### WORK TO DO
Your task is to restate the data word for word.

--- begin ---

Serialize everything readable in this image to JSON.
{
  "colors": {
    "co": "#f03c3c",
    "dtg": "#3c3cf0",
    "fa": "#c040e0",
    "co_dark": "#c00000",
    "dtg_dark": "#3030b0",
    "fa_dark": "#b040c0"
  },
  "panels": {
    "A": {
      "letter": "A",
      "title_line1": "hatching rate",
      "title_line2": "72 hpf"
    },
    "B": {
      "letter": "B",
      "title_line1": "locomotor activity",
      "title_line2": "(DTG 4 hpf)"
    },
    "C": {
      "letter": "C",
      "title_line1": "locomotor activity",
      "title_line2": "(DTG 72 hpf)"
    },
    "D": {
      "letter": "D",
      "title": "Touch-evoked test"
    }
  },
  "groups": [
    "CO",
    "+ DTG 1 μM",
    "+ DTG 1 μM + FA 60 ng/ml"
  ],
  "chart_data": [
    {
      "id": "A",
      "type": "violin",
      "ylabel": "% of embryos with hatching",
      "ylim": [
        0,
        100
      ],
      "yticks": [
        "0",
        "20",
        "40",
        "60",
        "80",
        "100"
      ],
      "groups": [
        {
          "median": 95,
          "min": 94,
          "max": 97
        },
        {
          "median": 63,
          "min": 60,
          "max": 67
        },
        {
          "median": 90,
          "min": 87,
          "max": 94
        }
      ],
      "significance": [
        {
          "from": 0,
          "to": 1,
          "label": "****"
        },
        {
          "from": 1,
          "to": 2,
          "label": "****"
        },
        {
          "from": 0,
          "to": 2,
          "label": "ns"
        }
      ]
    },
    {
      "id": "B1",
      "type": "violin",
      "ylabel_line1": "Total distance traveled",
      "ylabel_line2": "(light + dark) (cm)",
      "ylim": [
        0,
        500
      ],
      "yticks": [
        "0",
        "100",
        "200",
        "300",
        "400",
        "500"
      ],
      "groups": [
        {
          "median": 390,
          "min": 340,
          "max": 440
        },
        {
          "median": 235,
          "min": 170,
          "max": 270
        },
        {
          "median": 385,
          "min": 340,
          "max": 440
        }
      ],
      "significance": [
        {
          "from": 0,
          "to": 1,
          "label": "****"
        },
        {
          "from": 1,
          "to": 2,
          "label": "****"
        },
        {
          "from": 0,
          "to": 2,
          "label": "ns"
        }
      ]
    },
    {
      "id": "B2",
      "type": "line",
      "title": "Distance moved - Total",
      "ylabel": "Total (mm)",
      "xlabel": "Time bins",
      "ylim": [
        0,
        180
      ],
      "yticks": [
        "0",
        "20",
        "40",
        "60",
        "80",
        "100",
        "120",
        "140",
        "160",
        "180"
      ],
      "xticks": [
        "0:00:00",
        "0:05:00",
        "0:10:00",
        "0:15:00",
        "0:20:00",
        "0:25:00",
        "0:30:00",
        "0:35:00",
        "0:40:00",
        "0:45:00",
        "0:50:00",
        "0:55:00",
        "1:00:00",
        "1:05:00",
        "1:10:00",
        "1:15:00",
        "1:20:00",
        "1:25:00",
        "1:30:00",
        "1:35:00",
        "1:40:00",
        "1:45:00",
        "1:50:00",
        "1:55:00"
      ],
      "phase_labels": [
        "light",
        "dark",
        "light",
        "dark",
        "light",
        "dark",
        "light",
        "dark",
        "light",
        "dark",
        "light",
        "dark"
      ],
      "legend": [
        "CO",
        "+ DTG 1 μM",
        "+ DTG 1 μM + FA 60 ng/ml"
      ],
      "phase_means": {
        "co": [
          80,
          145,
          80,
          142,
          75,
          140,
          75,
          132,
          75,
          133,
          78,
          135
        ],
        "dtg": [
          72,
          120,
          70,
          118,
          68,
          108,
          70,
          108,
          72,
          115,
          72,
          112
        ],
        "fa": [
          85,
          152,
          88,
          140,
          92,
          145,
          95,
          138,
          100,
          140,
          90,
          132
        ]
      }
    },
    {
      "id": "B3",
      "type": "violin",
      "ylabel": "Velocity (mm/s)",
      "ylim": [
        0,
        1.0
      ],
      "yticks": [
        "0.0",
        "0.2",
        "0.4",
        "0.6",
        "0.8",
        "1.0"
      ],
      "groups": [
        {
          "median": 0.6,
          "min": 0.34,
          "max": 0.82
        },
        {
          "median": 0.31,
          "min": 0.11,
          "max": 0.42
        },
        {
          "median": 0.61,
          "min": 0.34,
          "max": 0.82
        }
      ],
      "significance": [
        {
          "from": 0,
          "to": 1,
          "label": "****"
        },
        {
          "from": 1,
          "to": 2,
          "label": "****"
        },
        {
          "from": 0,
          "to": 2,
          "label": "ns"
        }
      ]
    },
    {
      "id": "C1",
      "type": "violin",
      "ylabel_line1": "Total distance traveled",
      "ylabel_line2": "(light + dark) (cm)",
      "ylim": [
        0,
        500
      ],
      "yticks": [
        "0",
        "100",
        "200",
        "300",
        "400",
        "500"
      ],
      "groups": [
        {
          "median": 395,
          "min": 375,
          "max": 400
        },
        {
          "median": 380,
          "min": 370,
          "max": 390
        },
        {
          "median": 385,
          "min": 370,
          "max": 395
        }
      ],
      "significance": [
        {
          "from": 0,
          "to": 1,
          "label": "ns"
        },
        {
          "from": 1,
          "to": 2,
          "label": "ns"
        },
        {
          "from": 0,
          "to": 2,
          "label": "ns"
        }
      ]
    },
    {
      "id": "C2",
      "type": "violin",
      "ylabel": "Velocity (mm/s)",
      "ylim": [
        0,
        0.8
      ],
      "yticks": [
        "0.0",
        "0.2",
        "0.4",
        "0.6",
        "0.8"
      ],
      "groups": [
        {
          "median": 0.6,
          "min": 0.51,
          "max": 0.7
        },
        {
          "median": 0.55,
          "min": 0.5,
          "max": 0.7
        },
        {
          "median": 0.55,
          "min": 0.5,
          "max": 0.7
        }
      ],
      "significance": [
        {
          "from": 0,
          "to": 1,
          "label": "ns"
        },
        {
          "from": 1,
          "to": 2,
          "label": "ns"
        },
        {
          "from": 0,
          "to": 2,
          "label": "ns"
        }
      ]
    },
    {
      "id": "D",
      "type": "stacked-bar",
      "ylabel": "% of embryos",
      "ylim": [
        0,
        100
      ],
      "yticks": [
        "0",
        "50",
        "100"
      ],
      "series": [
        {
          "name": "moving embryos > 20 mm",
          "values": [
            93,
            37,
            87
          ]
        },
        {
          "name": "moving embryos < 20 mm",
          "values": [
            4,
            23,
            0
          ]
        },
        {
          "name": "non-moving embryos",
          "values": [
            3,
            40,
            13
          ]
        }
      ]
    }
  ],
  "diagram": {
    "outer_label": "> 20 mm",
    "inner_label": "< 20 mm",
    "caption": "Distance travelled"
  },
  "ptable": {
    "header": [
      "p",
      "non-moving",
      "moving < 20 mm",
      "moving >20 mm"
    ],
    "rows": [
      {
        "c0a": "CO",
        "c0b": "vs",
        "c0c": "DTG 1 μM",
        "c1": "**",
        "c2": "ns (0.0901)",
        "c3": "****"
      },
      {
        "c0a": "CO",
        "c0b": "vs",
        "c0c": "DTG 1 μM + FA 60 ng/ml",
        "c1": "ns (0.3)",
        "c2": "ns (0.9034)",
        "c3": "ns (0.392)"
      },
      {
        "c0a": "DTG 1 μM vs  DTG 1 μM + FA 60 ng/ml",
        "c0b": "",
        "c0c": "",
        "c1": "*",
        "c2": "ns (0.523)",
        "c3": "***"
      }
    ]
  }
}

--- end ---

### SOLUTION
Serialize everything readable in this image to JSON.
{
  "colors": {
    "co": "#f03c3c",
    "dtg": "#3c3cf0",
    "fa": "#c040e0",
    "co_dark": "#c00000",
    "dtg_dark": "#3030b0",
    "fa_dark": "#b040c0"
  },
  "panels": {
    "A": {
      "letter": "A",
      "title_line1": "hatching rate",
      "title_line2": "72 hpf"
    },
    "B": {
      "letter": "B",
      "title_line1": "locomotor activity",
      "title_line2": "(DTG 4 hpf)"
    },
    "C": {
      "letter": "C",
      "title_line1": "locomotor activity",
      "title_line2": "(DTG 72 hpf)"
    },
    "D": {
      "letter": "D",
      "title": "Touch-evoked test"
    }
  },
  "groups": [
    "CO",
    "+ DTG 1 μM",
    "+ DTG 1 μM + FA 60 ng/ml"
  ],
  "chart_data": [
    {
      "id": "A",
      "type": "violin",
      "ylabel": "% of embryos with hatching",
      "ylim": [
        0,
        100
      ],
      "yticks": [
        "0",
        "20",
        "40",
        "60",
        "80",
        "100"
      ],
      "groups": [
        {
          "median": 95,
          "min": 94,
          "max": 97
        },
        {
          "median": 63,
          "min": 60,
          "max": 67
        },
        {
          "median": 90,
          "min": 87,
          "max": 94
        }
      ],
      "significance": [
        {
          "from": 0,
          "to": 1,
          "label": "****"
        },
        {
          "from": 1,
          "to": 2,
          "label": "****"
        },
        {
          "from": 0,
          "to": 2,
          "label": "ns"
        }
      ]
    },
    {
      "id": "B1",
      "type": "violin",
      "ylabel_line1": "Total distance traveled",
      "ylabel_line2": "(light + dark) (cm)",
      "ylim": [
        0,
        500
      ],
      "yticks": [
        "0",
        "100",
        "200",
        "300",
        "400",
        "500"
      ],
      "groups": [
        {
          "median": 390,
          "min": 340,
          "max": 440
        },
        {
          "median": 235,
          "min": 170,
          "max": 270
        },
        {
          "median": 385,
          "min": 340,
          "max": 440
        }
      ],
      "significance": [
        {
          "from": 0,
          "to": 1,
          "label": "****"
        },
        {
          "from": 1,
          "to": 2,
          "label": "****"
        },
        {
          "from": 0,
          "to": 2,
          "label": "ns"
        }
      ]
    },
    {
      "id": "B2",
      "type": "line",
      "title": "Distance moved - Total",
      "ylabel": "Total (mm)",
      "xlabel": "Time bins",
      "ylim": [
        0,
        180
      ],
      "yticks": [
        "0",
        "20",
        "40",
        "60",
        "80",
        "100",
        "120",
        "140",
        "160",
        "180"
      ],
      "xticks": [
        "0:00:00",
        "0:05:00",
        "0:10:00",
        "0:15:00",
        "0:20:00",
        "0:25:00",
        "0:30:00",
        "0:35:00",
        "0:40:00",
        "0:45:00",
        "0:50:00",
        "0:55:00",
        "1:00:00",
        "1:05:00",
        "1:10:00",
        "1:15:00",
        "1:20:00",
        "1:25:00",
        "1:30:00",
        "1:35:00",
        "1:40:00",
        "1:45:00",
        "1:50:00",
        "1:55:00"
      ],
      "phase_labels": [
        "light",
        "dark",
        "light",
        "dark",
        "light",
        "dark",
        "light",
        "dark",
        "light",
        "dark",
        "light",
        "dark"
      ],
      "legend": [
        "CO",
        "+ DTG 1 μM",
        "+ DTG 1 μM + FA 60 ng/ml"
      ],
      "phase_means": {
        "co": [
          80,
          145,
          80,
          142,
          75,
          140,
          75,
          132,
          75,
          133,
          78,
          135
        ],
        "dtg": [
          72,
          120,
          70,
          118,
          68,
          108,
          70,
          108,
          72,
          115,
          72,
          112
        ],
        "fa": [
          85,
          152,
          88,
          140,
          92,
          145,
          95,
          138,
          100,
          140,
          90,
          132
        ]
      }
    },
    {
      "id": "B3",
      "type": "violin",
      "ylabel": "Velocity (mm/s)",
      "ylim": [
        0,
        1.0
      ],
      "yticks": [
        "0.0",
        "0.2",
        "0.4",
        "0.6",
        "0.8",
        "1.0"
      ],
      "groups": [
        {
          "median": 0.6,
          "min": 0.34,
          "max": 0.82
        },
        {
          "median": 0.31,
          "min": 0.11,
          "max": 0.42
        },
        {
          "median": 0.61,
          "min": 0.34,
          "max": 0.82
        }
      ],
      "significance": [
        {
          "from": 0,
          "to": 1,
          "label": "****"
        },
        {
          "from": 1,
          "to": 2,
          "label": "****"
        },
        {
          "from": 0,
          "to": 2,
          "label": "ns"
        }
      ]
    },
    {
      "id": "C1",
      "type": "violin",
      "ylabel_line1": "Total distance traveled",
      "ylabel_line2": "(light + dark) (cm)",
      "ylim": [
        0,
        500
      ],
      "yticks": [
        "0",
        "100",
        "200",
        "300",
        "400",
        "500"
      ],
      "groups": [
        {
          "median": 395,
          "min": 375,
          "max": 400
        },
        {
          "median": 380,
          "min": 370,
          "max": 390
        },
        {
          "median": 385,
          "min": 370,
          "max": 395
        }
      ],
      "significance": [
        {
          "from": 0,
          "to": 1,
          "label": "ns"
        },
        {
          "from": 1,
          "to": 2,
          "label": "ns"
        },
        {
          "from": 0,
          "to": 2,
          "label": "ns"
        }
      ]
    },
    {
      "id": "C2",
      "type": "violin",
      "ylabel": "Velocity (mm/s)",
      "ylim": [
        0,
        0.8
      ],
      "yticks": [
        "0.0",
        "0.2",
        "0.4",
        "0.6",
        "0.8"
      ],
      "groups": [
        {
          "median": 0.6,
          "min": 0.51,
          "max": 0.7
        },
        {
          "median": 0.55,
          "min": 0.5,
          "max": 0.7
        },
        {
          "median": 0.55,
          "min": 0.5,
          "max": 0.7
        }
      ],
      "significance": [
        {
          "from": 0,
          "to": 1,
          "label": "ns"
        },
        {
          "from": 1,
          "to": 2,
          "label": "ns"
        },
        {
          "from": 0,
          "to": 2,
          "label": "ns"
        }
      ]
    },
    {
      "id": "D",
      "type": "stacked-bar",
      "ylabel": "% of embryos",
      "ylim": [
        0,
        100
      ],
      "yticks": [
        "0",
        "50",
        "100"
      ],
      "series": [
        {
          "name": "moving embryos > 20 mm",
          "values": [
            93,
            37,
            87
          ]
        },
        {
          "name": "moving embryos < 20 mm",
          "values": [
            4,
            23,
            0
          ]
        },
        {
          "name": "non-moving embryos",
          "values": [
            3,
            40,
            13
          ]
        }
      ]
    }
  ],
  "diagram": {
    "outer_label": "> 20 mm",
    "inner_label": "< 20 mm",
    "caption": "Distance travelled"
  },
  "ptable": {
    "header": [
      "p",
      "non-moving",
      "moving < 20 mm",
      "moving >20 mm"
    ],
    "rows": [
      {
        "c0a": "CO",
        "c0b": "vs",
        "c0c": "DTG 1 μM",
        "c1": "**",
        "c2": "ns (0.0901)",
        "c3": "****"
      },
      {
        "c0a": "CO",
        "c0b": "vs",
        "c0c": "DTG 1 μM + FA 60 ng/ml",
        "c1": "ns (0.3)",
        "c2": "ns (0.9034)",
        "c3": "ns (0.392)"
      },
      {
        "c0a": "DTG 1 μM vs  DTG 1 μM + FA 60 ng/ml",
        "c0b": "",
        "c0c": "",
        "c1": "*",
        "c2": "ns (0.523)",
        "c3": "***"
      }
    ]
  }
}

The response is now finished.